> [Written request]
Skip the images. Copy the records exactly as written.
==========
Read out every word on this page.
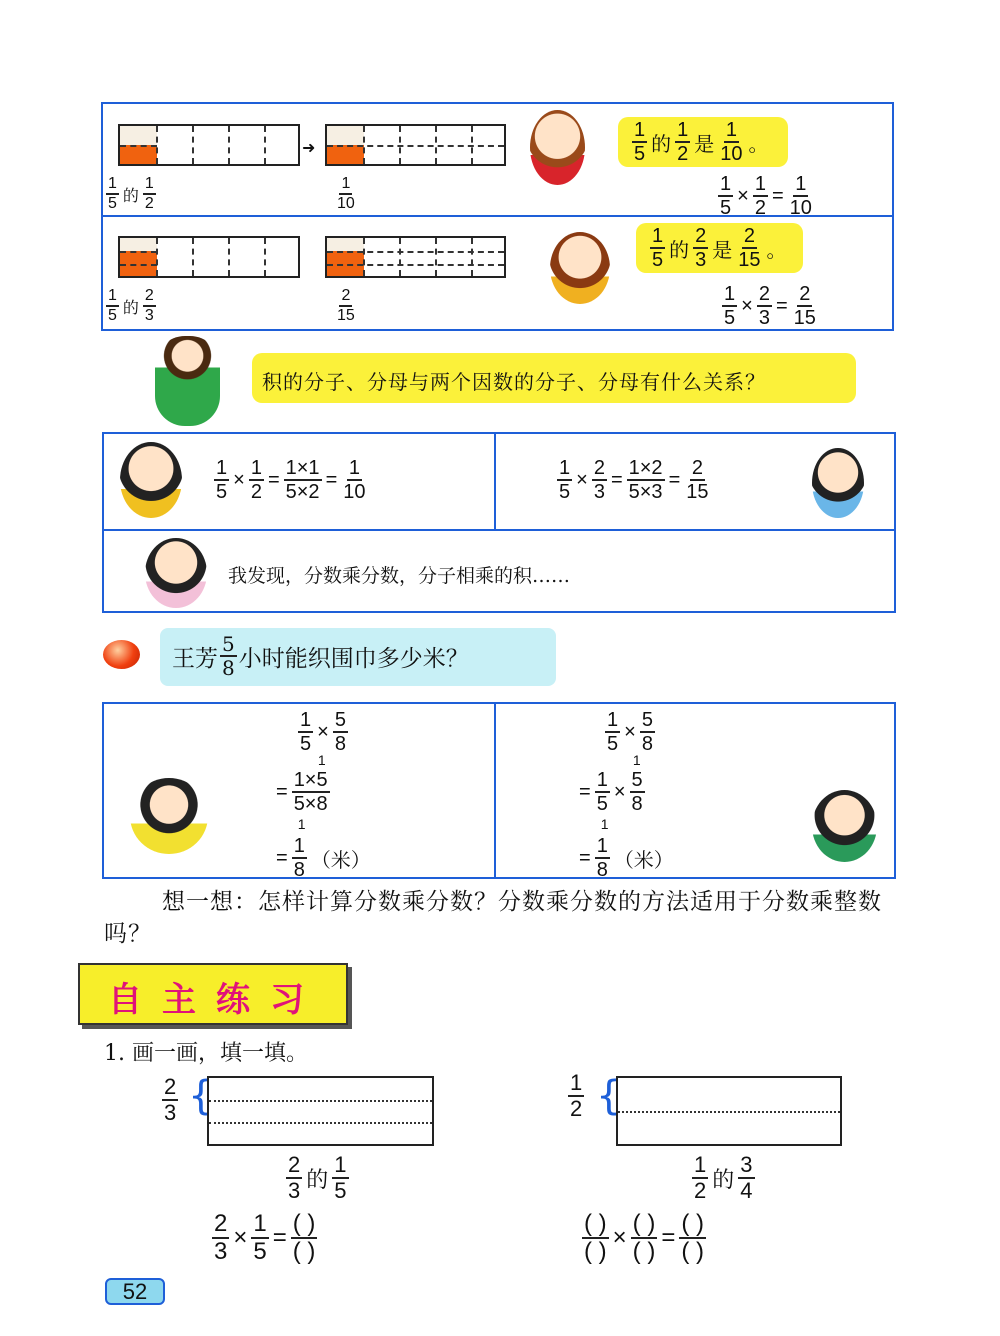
➜
$\frac{1}{5}$ 的 $\frac{1}{2}$	$\frac{1}{10}$
$\frac{1}{5}$ 的 $\frac{1}{2}$ 是 $\frac{1}{10}$ 。
$\frac{1}{5} \times \frac{1}{2} = \frac{1}{10}$
$\frac{1}{5}$ 的 $\frac{2}{3}$	$\frac{2}{15}$
$\frac{1}{5}$ 的 $\frac{2}{3}$ 是 $\frac{2}{15}$ 。
$\frac{1}{5} \times \frac{2}{3} = \frac{2}{15}$
积的分子、分母与两个因数的分子、分母有什么关系？
$\frac{1}{5} \times \frac{1}{2} = \frac{1\times 1}{5\times 2} = \frac{1}{10}$	$\frac{1}{5} \times \frac{2}{3} = \frac{1\times 2}{5\times 3} = \frac{2}{15}$
我发现，分数乘分数，分子相乘的积……
王芳 $\frac{5}{8}$ 小时能织围巾多少米？
$\frac{1}{5} \times \frac{5}{8}$
=
1×5
5×8
1
1
= $\frac{1}{8}$ （米）
$\frac{1}{5} \times \frac{5}{8}$
=
1
5
1
×
5
8
1
= $\frac{1}{8}$ （米）
想一想：怎样计算分数乘分数？分数乘分数的方法适用于分数乘整数吗？
自主练习
1. 画一画，填一填。
$\frac{2}{3}$ {
$\frac{2}{3}$ 的 $\frac{1}{5}$
$\frac{2}{3} \times \frac{1}{5}$ =
( )
( )
$\frac{1}{2}$ {
$\frac{1}{2}$ 的 $\frac{3}{4}$
( )
( )
×
( )
( )
=
( )
( )
52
==========
> [Written reply]
Read out every word on this page.
➜
$\frac{1}{5}$ 的 $\frac{1}{2}$	$\frac{1}{10}$
$\frac{1}{5}$ 的 $\frac{1}{2}$ 是 $\frac{1}{10}$ 。
$\frac{1}{5} \times \frac{1}{2} = \frac{1}{10}$
$\frac{1}{5}$ 的 $\frac{2}{3}$	$\frac{2}{15}$
$\frac{1}{5}$ 的 $\frac{2}{3}$ 是 $\frac{2}{15}$ 。
$\frac{1}{5} \times \frac{2}{3} = \frac{2}{15}$
积的分子、分母与两个因数的分子、分母有什么关系？
$\frac{1}{5} \times \frac{1}{2} = \frac{1\times 1}{5\times 2} = \frac{1}{10}$	$\frac{1}{5} \times \frac{2}{3} = \frac{1\times 2}{5\times 3} = \frac{2}{15}$
我发现，分数乘分数，分子相乘的积……
王芳 $\frac{5}{8}$ 小时能织围巾多少米？
$\frac{1}{5} \times \frac{5}{8}$
=
1×5
5×8
1
1
= $\frac{1}{8}$ （米）
$\frac{1}{5} \times \frac{5}{8}$
=
1
5
1
×
5
8
1
= $\frac{1}{8}$ （米）
想一想：怎样计算分数乘分数？分数乘分数的方法适用于分数乘整数吗？
自主练习
1. 画一画，填一填。
$\frac{2}{3}$ {
$\frac{2}{3}$ 的 $\frac{1}{5}$
$\frac{2}{3} \times \frac{1}{5}$ =
( )
( )
$\frac{1}{2}$ {
$\frac{1}{2}$ 的 $\frac{3}{4}$
( )
( )
×
( )
( )
=
( )
( )
52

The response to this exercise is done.